* **THE PROBLEM**
Write out the data below in full. Keep it exact.

--- Start EXTRACTED DATA ---

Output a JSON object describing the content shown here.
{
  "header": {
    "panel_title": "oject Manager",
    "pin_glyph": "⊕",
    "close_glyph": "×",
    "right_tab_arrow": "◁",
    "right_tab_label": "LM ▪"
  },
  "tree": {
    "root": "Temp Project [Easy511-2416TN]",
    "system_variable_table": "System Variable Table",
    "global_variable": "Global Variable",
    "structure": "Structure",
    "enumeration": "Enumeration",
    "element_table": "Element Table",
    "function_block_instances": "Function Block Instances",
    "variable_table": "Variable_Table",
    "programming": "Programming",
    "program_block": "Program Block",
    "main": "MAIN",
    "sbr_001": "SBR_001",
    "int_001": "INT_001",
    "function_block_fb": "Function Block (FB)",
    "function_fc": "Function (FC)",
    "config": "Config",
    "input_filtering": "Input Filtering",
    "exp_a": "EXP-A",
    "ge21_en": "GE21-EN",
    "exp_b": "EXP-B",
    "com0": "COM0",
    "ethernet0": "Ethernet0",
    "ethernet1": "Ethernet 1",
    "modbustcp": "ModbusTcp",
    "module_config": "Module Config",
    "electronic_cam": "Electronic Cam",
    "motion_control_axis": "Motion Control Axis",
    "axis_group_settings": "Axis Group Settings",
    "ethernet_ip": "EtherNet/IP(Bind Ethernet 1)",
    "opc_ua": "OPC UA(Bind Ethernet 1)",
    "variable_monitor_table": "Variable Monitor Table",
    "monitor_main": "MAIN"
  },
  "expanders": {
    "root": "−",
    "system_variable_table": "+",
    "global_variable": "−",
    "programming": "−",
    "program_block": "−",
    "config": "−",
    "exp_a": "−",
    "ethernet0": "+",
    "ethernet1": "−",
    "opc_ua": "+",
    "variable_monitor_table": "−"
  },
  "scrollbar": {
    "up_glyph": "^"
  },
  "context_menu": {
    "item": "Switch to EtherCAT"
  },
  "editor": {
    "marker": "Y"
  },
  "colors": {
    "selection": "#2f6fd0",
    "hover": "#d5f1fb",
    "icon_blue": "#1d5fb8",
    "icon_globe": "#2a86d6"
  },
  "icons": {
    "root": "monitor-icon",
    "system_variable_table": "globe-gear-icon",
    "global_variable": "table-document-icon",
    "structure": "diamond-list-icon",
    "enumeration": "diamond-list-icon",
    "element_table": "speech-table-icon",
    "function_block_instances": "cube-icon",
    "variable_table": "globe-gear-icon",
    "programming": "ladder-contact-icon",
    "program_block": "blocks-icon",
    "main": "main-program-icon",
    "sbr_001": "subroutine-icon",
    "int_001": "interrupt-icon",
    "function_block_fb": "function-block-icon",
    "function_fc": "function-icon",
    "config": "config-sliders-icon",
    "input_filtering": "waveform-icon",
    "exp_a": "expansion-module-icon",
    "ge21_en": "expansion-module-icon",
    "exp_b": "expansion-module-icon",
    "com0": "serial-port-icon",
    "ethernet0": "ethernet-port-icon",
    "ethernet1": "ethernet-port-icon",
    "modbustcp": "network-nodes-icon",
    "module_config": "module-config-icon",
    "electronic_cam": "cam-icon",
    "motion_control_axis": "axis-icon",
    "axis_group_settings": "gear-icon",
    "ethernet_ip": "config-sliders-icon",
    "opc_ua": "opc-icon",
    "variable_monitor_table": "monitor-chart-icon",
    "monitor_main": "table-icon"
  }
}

--- End EXTRACTED DATA ---

* **RESULT OF THIS TASK**
Output a JSON object describing the content shown here.
{
  "header": {
    "panel_title": "oject Manager",
    "pin_glyph": "⊕",
    "close_glyph": "×",
    "right_tab_arrow": "◁",
    "right_tab_label": "LM ▪"
  },
  "tree": {
    "root": "Temp Project [Easy511-2416TN]",
    "system_variable_table": "System Variable Table",
    "global_variable": "Global Variable",
    "structure": "Structure",
    "enumeration": "Enumeration",
    "element_table": "Element Table",
    "function_block_instances": "Function Block Instances",
    "variable_table": "Variable_Table",
    "programming": "Programming",
    "program_block": "Program Block",
    "main": "MAIN",
    "sbr_001": "SBR_001",
    "int_001": "INT_001",
    "function_block_fb": "Function Block (FB)",
    "function_fc": "Function (FC)",
    "config": "Config",
    "input_filtering": "Input Filtering",
    "exp_a": "EXP-A",
    "ge21_en": "GE21-EN",
    "exp_b": "EXP-B",
    "com0": "COM0",
    "ethernet0": "Ethernet0",
    "ethernet1": "Ethernet 1",
    "modbustcp": "ModbusTcp",
    "module_config": "Module Config",
    "electronic_cam": "Electronic Cam",
    "motion_control_axis": "Motion Control Axis",
    "axis_group_settings": "Axis Group Settings",
    "ethernet_ip": "EtherNet/IP(Bind Ethernet 1)",
    "opc_ua": "OPC UA(Bind Ethernet 1)",
    "variable_monitor_table": "Variable Monitor Table",
    "monitor_main": "MAIN"
  },
  "expanders": {
    "root": "−",
    "system_variable_table": "+",
    "global_variable": "−",
    "programming": "−",
    "program_block": "−",
    "config": "−",
    "exp_a": "−",
    "ethernet0": "+",
    "ethernet1": "−",
    "opc_ua": "+",
    "variable_monitor_table": "−"
  },
  "scrollbar": {
    "up_glyph": "^"
  },
  "context_menu": {
    "item": "Switch to EtherCAT"
  },
  "editor": {
    "marker": "Y"
  },
  "colors": {
    "selection": "#2f6fd0",
    "hover": "#d5f1fb",
    "icon_blue": "#1d5fb8",
    "icon_globe": "#2a86d6"
  },
  "icons": {
    "root": "monitor-icon",
    "system_variable_table": "globe-gear-icon",
    "global_variable": "table-document-icon",
    "structure": "diamond-list-icon",
    "enumeration": "diamond-list-icon",
    "element_table": "speech-table-icon",
    "function_block_instances": "cube-icon",
    "variable_table": "globe-gear-icon",
    "programming": "ladder-contact-icon",
    "program_block": "blocks-icon",
    "main": "main-program-icon",
    "sbr_001": "subroutine-icon",
    "int_001": "interrupt-icon",
    "function_block_fb": "function-block-icon",
    "function_fc": "function-icon",
    "config": "config-sliders-icon",
    "input_filtering": "waveform-icon",
    "exp_a": "expansion-module-icon",
    "ge21_en": "expansion-module-icon",
    "exp_b": "expansion-module-icon",
    "com0": "serial-port-icon",
    "ethernet0": "ethernet-port-icon",
    "ethernet1": "ethernet-port-icon",
    "modbustcp": "network-nodes-icon",
    "module_config": "module-config-icon",
    "electronic_cam": "cam-icon",
    "motion_control_axis": "axis-icon",
    "axis_group_settings": "gear-icon",
    "ethernet_ip": "config-sliders-icon",
    "opc_ua": "opc-icon",
    "variable_monitor_table": "monitor-chart-icon",
    "monitor_main": "table-icon"
  }
}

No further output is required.